Each entry below is to be given again word for word, with no pictures.

(Stored records)
* * * *

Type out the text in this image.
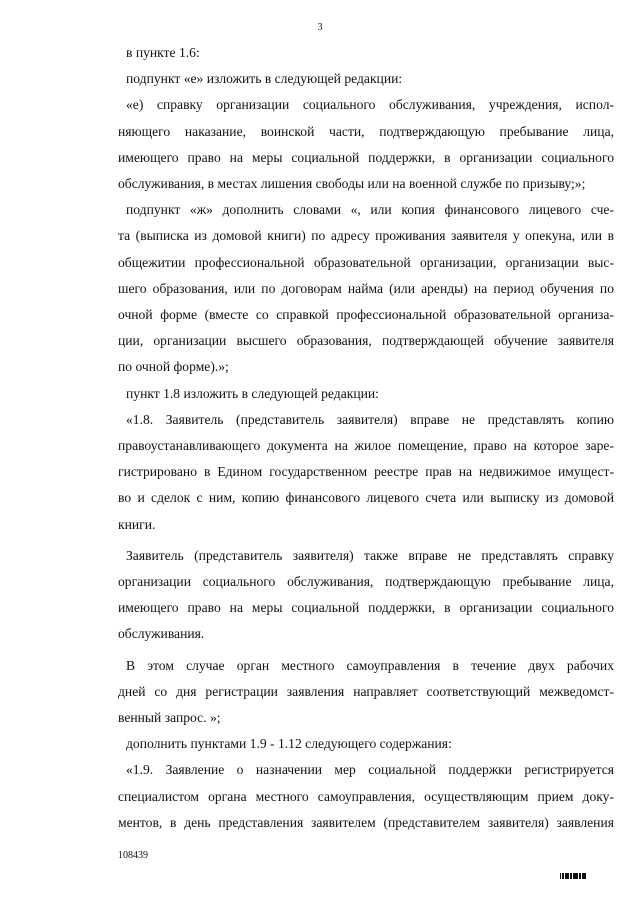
3

в пункте 1.6:

подпункт «е» изложить в следующей редакции:

«е) справку организации социального обслуживания, учреждения, испол-

няющего наказание, воинской части, подтверждающую пребывание лица,

имеющего право на меры социальной поддержки, в организации социального

обслуживания, в местах лишения свободы или на военной службе по призыву;»;

подпункт «ж» дополнить словами «, или копия финансового лицевого сче-

та (выписка из домовой книги) по адресу проживания заявителя у опекуна, или в

общежитии профессиональной образовательной организации, организации выс-

шего образования, или по договорам найма (или аренды) на период обучения по

очной форме (вместе со справкой профессиональной образовательной организа-

ции, организации высшего образования, подтверждающей обучение заявителя

по очной форме).»;

пункт 1.8 изложить в следующей редакции:

«1.8. Заявитель (представитель заявителя) вправе не представлять копию

правоустанавливающего документа на жилое помещение, право на которое заре-

гистрировано в Едином государственном реестре прав на недвижимое имущест-

во и сделок с ним, копию финансового лицевого счета или выписку из домовой

книги.

Заявитель (представитель заявителя) также вправе не представлять справку

организации социального обслуживания, подтверждающую пребывание лица,

имеющего право на меры социальной поддержки, в организации социального

обслуживания.

В этом случае орган местного самоуправления в течение двух рабочих

дней со дня регистрации заявления направляет соответствующий межведомст-

венный запрос. »;

дополнить пунктами 1.9 - 1.12 следующего содержания:

«1.9. Заявление о назначении мер социальной поддержки регистрируется

специалистом органа местного самоуправления, осуществляющим прием доку-

ментов, в день представления заявителем (представителем заявителя) заявления

108439
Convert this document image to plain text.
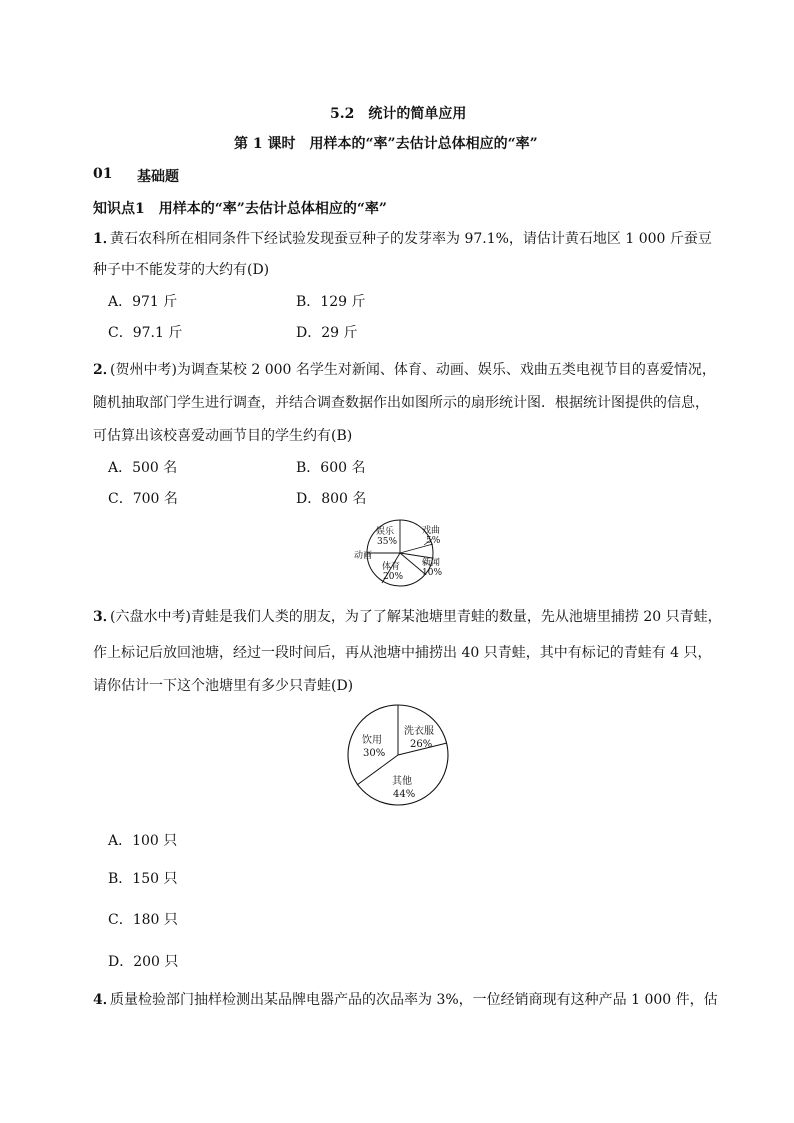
5.2　统计的简单应用
第 1 课时　用样本的“率”去估计总体相应的“率”
01 基础题
知识点1　用样本的“率”去估计总体相应的“率”
1．
黄石农科所在相同条件下经试验发现蚕豆种子的发芽率为 97.1%，请估计黄石地区 1 000 斤蚕豆
种子中不能发芽的大约有(D)
A．971 斤	B．129 斤
C．97.1 斤	D．29 斤
2．
(贺州中考)为调查某校 2 000 名学生对新闻、体育、动画、娱乐、戏曲五类电视节目的喜爱情况，
随机抽取部门学生进行调查，并结合调查数据作出如图所示的扇形统计图．根据统计图提供的信息，
可估算出该校喜爱动画节目的学生约有(B)
A．500 名	B．600 名
C．700 名	D．800 名
娱乐
35%
戏曲
5%
新闻
10%
动画
体育
20%
3．
(六盘水中考)青蛙是我们人类的朋友，为了了解某池塘里青蛙的数量，先从池塘里捕捞 20 只青蛙，
作上标记后放回池塘，经过一段时间后，再从池塘中捕捞出 40 只青蛙，其中有标记的青蛙有 4 只，
请你估计一下这个池塘里有多少只青蛙(D)
饮用
30%
洗衣服
26%
其他
44%
A．100 只
B．150 只
C．180 只
D．200 只
4．
质量检验部门抽样检测出某品牌电器产品的次品率为 3%，一位经销商现有这种产品 1 000 件，估
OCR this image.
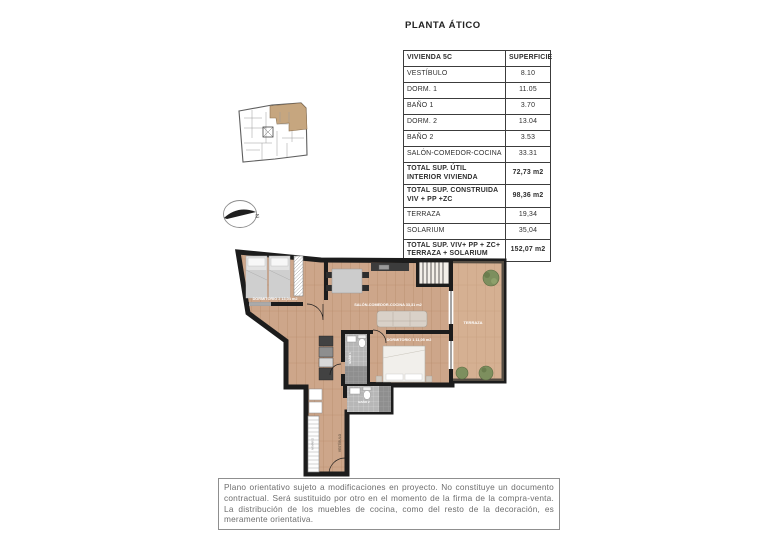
PLANTA ÁTICO
N
VIVIENDA 5C	SUPERFICIE
VESTÍBULO	8.10
DORM. 1	11.05
BAÑO 1	3.70
DORM. 2	13.04
BAÑO 2	3.53
SALÓN-COMEDOR-COCINA	33.31
TOTAL SUP. ÚTIL INTERIOR VIVIENDA	72,73 m2
TOTAL SUP. CONSTRUIDA VIV + PP +ZC	98,36 m2
TERRAZA	19,34
SOLARIUM	35,04
TOTAL SUP. VIV+ PP + ZC+ TERRAZA + SOLARIUM	152,07 m2
ARMARIO
DORMITORIO 2 13,04 m2
SALÓN-COMEDOR-COCINA 33,31 m2
DORMITORIO 1 11,05 m2
TERRAZA
BAÑO 1
BAÑO 2
VESTÍBULO
Plano orientativo sujeto a modificaciones en proyecto. No constituye un documento contractual. Será sustituido por otro en el momento de la firma de la compra-venta. La distribución de los muebles de cocina, como del resto de la decoración, es meramente orientativa.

* * * *

• In response:
Type out the text in this image.
3

в пункте 1.6:

подпункт «е» изложить в следующей редакции:

«е) справку организации социального обслуживания, учреждения, испол-

няющего наказание, воинской части, подтверждающую пребывание лица,

имеющего право на меры социальной поддержки, в организации социального

обслуживания, в местах лишения свободы или на военной службе по призыву;»;

подпункт «ж» дополнить словами «, или копия финансового лицевого сче-

та (выписка из домовой книги) по адресу проживания заявителя у опекуна, или в

общежитии профессиональной образовательной организации, организации выс-

шего образования, или по договорам найма (или аренды) на период обучения по

очной форме (вместе со справкой профессиональной образовательной организа-

ции, организации высшего образования, подтверждающей обучение заявителя

по очной форме).»;

пункт 1.8 изложить в следующей редакции:

«1.8. Заявитель (представитель заявителя) вправе не представлять копию

правоустанавливающего документа на жилое помещение, право на которое заре-

гистрировано в Едином государственном реестре прав на недвижимое имущест-

во и сделок с ним, копию финансового лицевого счета или выписку из домовой

книги.

Заявитель (представитель заявителя) также вправе не представлять справку

организации социального обслуживания, подтверждающую пребывание лица,

имеющего право на меры социальной поддержки, в организации социального

обслуживания.

В этом случае орган местного самоуправления в течение двух рабочих

дней со дня регистрации заявления направляет соответствующий межведомст-

венный запрос. »;

дополнить пунктами 1.9 - 1.12 следующего содержания:

«1.9. Заявление о назначении мер социальной поддержки регистрируется

специалистом органа местного самоуправления, осуществляющим прием доку-

ментов, в день представления заявителем (представителем заявителя) заявления

108439
Convert this document image to plain text.
5.2　统计的简单应用
第 1 课时　用样本的“率”去估计总体相应的“率”
01 基础题
知识点1　用样本的“率”去估计总体相应的“率”
1．
黄石农科所在相同条件下经试验发现蚕豆种子的发芽率为 97.1%，请估计黄石地区 1 000 斤蚕豆
种子中不能发芽的大约有(D)
A．971 斤	B．129 斤
C．97.1 斤	D．29 斤
2．
(贺州中考)为调查某校 2 000 名学生对新闻、体育、动画、娱乐、戏曲五类电视节目的喜爱情况，
随机抽取部门学生进行调查，并结合调查数据作出如图所示的扇形统计图．根据统计图提供的信息，
可估算出该校喜爱动画节目的学生约有(B)
A．500 名	B．600 名
C．700 名	D．800 名
娱乐
35%
戏曲
5%
新闻
10%
动画
体育
20%
3．
(六盘水中考)青蛙是我们人类的朋友，为了了解某池塘里青蛙的数量，先从池塘里捕捞 20 只青蛙，
作上标记后放回池塘，经过一段时间后，再从池塘中捕捞出 40 只青蛙，其中有标记的青蛙有 4 只，
请你估计一下这个池塘里有多少只青蛙(D)
饮用
30%
洗衣服
26%
其他
44%
A．100 只
B．150 只
C．180 只
D．200 只
4．
质量检验部门抽样检测出某品牌电器产品的次品率为 3%，一位经销商现有这种产品 1 000 件，估
OCR this image.
PLANTA ÁTICO
N
VIVIENDA 5C	SUPERFICIE
VESTÍBULO	8.10
DORM. 1	11.05
BAÑO 1	3.70
DORM. 2	13.04
BAÑO 2	3.53
SALÓN-COMEDOR-COCINA	33.31
TOTAL SUP. ÚTIL INTERIOR VIVIENDA	72,73 m2
TOTAL SUP. CONSTRUIDA VIV + PP +ZC	98,36 m2
TERRAZA	19,34
SOLARIUM	35,04
TOTAL SUP. VIV+ PP + ZC+ TERRAZA + SOLARIUM	152,07 m2
ARMARIO
DORMITORIO 2 13,04 m2
SALÓN-COMEDOR-COCINA 33,31 m2
DORMITORIO 1 11,05 m2
TERRAZA
BAÑO 1
BAÑO 2
VESTÍBULO
Plano orientativo sujeto a modificaciones en proyecto. No constituye un documento contractual. Será sustituido por otro en el momento de la firma de la compra-venta. La distribución de los muebles de cocina, como del resto de la decoración, es meramente orientativa.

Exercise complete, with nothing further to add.